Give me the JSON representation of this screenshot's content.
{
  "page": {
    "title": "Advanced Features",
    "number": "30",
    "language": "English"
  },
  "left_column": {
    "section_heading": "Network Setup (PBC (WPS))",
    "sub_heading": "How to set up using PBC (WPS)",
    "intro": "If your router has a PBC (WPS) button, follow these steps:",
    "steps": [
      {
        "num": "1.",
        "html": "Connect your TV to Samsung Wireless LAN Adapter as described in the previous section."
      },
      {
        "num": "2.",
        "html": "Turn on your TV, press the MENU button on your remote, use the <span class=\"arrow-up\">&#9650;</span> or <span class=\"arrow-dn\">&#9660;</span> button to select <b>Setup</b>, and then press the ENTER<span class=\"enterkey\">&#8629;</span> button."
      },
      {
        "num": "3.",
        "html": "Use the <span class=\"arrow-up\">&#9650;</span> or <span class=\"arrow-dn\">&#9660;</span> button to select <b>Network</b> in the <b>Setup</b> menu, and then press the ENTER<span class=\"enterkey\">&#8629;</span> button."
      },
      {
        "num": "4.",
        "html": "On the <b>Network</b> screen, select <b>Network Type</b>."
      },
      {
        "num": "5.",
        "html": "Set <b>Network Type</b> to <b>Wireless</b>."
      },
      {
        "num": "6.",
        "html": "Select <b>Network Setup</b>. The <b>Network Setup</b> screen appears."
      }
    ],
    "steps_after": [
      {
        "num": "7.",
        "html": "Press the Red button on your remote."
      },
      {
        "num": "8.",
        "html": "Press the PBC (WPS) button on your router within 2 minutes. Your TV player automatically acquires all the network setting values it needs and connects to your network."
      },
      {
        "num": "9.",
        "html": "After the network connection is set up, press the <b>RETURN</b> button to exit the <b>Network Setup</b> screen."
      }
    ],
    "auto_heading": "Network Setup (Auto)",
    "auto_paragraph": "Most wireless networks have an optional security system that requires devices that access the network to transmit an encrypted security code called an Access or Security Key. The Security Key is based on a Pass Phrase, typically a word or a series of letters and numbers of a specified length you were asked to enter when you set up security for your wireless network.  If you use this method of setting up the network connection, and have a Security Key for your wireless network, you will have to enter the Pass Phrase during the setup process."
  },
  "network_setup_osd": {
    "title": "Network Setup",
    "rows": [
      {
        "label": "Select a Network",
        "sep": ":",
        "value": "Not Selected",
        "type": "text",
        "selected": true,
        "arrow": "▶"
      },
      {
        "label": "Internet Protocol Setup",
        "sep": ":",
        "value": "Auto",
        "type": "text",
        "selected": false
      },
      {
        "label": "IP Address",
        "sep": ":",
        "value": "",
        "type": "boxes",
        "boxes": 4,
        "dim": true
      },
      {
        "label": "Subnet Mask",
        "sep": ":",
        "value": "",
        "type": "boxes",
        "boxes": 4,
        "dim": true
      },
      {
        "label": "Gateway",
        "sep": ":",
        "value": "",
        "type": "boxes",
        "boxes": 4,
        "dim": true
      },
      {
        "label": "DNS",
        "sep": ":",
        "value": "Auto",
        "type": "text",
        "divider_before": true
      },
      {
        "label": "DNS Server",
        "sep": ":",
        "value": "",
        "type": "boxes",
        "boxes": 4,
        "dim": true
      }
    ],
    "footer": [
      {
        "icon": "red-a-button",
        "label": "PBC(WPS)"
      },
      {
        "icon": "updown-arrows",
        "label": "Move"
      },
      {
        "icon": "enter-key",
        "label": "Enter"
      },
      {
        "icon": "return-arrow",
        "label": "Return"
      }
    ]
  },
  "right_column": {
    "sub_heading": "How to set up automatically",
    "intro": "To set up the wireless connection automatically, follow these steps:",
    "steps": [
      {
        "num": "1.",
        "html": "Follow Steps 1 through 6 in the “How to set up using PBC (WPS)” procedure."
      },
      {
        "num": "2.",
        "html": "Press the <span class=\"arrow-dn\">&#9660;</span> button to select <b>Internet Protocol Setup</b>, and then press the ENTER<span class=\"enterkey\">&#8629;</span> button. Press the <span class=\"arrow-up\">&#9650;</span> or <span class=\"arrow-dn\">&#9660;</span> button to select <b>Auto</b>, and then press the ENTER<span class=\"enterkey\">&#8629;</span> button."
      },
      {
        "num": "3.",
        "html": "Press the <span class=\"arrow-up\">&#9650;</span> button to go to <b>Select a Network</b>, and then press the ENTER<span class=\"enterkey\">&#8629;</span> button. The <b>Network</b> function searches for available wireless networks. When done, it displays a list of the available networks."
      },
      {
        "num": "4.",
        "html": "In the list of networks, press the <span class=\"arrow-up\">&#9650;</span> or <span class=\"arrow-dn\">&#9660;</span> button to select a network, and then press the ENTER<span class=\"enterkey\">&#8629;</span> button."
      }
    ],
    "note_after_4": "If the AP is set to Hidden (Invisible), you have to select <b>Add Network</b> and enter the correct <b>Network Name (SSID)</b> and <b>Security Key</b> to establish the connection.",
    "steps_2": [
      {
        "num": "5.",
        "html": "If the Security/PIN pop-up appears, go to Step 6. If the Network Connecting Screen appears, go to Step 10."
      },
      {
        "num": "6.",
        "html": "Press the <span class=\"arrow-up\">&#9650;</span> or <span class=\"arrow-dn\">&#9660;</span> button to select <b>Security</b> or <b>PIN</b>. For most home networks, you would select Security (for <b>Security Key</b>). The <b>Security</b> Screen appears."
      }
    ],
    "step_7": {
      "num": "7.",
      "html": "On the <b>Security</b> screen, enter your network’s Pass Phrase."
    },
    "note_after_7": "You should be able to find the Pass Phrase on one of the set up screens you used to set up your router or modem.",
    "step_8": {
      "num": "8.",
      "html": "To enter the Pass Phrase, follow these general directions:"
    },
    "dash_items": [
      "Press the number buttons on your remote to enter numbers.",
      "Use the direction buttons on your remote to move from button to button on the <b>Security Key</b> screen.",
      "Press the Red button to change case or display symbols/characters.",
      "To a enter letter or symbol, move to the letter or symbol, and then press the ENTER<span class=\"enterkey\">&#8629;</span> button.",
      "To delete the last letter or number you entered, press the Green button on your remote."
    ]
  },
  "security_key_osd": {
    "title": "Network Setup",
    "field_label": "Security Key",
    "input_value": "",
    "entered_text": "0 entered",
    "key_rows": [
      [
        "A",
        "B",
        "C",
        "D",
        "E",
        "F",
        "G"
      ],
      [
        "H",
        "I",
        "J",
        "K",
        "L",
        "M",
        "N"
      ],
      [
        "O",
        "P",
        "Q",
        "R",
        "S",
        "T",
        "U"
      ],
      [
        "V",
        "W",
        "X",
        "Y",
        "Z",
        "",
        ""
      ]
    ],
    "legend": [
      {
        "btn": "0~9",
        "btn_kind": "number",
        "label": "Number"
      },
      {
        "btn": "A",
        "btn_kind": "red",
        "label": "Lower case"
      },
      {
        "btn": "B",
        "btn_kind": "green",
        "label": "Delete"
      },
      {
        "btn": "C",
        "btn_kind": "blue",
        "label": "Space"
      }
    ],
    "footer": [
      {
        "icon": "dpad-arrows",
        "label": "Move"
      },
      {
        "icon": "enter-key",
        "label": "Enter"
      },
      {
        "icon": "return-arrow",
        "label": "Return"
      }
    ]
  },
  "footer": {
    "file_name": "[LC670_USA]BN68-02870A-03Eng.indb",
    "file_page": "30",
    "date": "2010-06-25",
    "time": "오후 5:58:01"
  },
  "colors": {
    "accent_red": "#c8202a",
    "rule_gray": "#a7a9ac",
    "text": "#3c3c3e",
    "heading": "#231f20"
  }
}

================

Aim.
Gather each line in the entries above where the string "Protocol" is found.

Response below.
        "label": "Internet Protocol Setup",
        "html": "Press the <span class=\"arrow-dn\">&#9660;</span> button to select <b>Internet Protocol Setup</b>, and then press the ENTER<span class=\"enterkey\">&#8629;</span> button. Press the <span class=\"arrow-up\">&#9650;</span> or <span class=\"arrow-dn\">&#9660;</span> button to select <b>Auto</b>, and then press the ENTER<span class=\"enterkey\">&#8629;</span> button."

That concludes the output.